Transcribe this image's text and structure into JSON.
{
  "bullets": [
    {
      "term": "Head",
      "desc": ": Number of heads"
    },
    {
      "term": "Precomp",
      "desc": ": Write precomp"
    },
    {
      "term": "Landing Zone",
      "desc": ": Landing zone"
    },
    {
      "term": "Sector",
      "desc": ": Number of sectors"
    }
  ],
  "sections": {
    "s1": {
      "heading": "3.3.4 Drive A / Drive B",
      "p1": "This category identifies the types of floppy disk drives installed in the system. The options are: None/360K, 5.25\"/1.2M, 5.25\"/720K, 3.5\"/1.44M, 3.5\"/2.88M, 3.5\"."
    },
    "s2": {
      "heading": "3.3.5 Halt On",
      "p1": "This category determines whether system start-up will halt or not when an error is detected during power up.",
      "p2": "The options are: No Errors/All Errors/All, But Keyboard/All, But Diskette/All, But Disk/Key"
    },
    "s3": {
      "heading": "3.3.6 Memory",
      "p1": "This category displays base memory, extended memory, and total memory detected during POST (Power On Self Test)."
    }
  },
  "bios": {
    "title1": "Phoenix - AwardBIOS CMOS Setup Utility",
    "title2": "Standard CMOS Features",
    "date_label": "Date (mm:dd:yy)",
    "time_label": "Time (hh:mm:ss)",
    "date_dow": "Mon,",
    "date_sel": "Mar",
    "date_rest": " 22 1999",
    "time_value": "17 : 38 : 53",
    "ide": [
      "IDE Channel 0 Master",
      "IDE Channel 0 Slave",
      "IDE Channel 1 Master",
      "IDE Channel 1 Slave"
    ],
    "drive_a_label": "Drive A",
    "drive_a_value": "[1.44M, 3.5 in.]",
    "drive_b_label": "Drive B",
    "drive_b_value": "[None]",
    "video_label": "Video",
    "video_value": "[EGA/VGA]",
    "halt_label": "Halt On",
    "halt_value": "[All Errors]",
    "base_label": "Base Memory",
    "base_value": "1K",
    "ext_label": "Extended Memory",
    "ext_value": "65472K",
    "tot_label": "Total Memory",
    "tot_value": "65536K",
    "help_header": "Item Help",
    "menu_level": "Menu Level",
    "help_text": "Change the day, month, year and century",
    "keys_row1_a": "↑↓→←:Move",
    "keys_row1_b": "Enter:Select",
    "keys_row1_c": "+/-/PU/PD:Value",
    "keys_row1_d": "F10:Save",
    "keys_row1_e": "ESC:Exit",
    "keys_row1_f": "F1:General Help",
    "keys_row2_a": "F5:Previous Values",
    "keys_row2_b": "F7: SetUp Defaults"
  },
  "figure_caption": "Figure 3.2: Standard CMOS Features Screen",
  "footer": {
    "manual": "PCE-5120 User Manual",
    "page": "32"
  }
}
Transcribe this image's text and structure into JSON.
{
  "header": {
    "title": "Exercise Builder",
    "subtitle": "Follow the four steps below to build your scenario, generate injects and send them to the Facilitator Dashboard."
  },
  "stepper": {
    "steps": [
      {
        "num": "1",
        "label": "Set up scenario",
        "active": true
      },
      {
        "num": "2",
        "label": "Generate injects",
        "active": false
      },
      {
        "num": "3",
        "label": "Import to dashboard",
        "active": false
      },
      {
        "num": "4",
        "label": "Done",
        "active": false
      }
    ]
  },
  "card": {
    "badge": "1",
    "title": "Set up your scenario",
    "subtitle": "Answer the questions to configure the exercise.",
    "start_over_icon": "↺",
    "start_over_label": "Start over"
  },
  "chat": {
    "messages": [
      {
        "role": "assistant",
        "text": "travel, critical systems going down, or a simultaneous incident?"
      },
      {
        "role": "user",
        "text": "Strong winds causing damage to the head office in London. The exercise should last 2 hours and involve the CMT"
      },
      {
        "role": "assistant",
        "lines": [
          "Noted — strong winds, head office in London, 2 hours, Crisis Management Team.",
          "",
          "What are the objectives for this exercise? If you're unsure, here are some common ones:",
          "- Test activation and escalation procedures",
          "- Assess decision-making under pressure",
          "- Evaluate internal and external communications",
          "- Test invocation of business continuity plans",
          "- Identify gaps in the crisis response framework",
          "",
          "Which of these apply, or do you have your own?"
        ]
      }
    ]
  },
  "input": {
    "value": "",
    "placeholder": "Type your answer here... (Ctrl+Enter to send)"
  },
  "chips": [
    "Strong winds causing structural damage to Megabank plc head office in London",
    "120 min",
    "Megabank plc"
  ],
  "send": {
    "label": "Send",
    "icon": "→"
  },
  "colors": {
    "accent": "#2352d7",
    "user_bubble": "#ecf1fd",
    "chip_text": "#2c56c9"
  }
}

**JOB:** Collect each line containing the string "causing".

**THE COMPLETED TASK:**
        "text": "Strong winds causing damage to the head office in London. The exercise should last 2 hours and involve the CMT"
    "Strong winds causing structural damage to Megabank plc head office in London",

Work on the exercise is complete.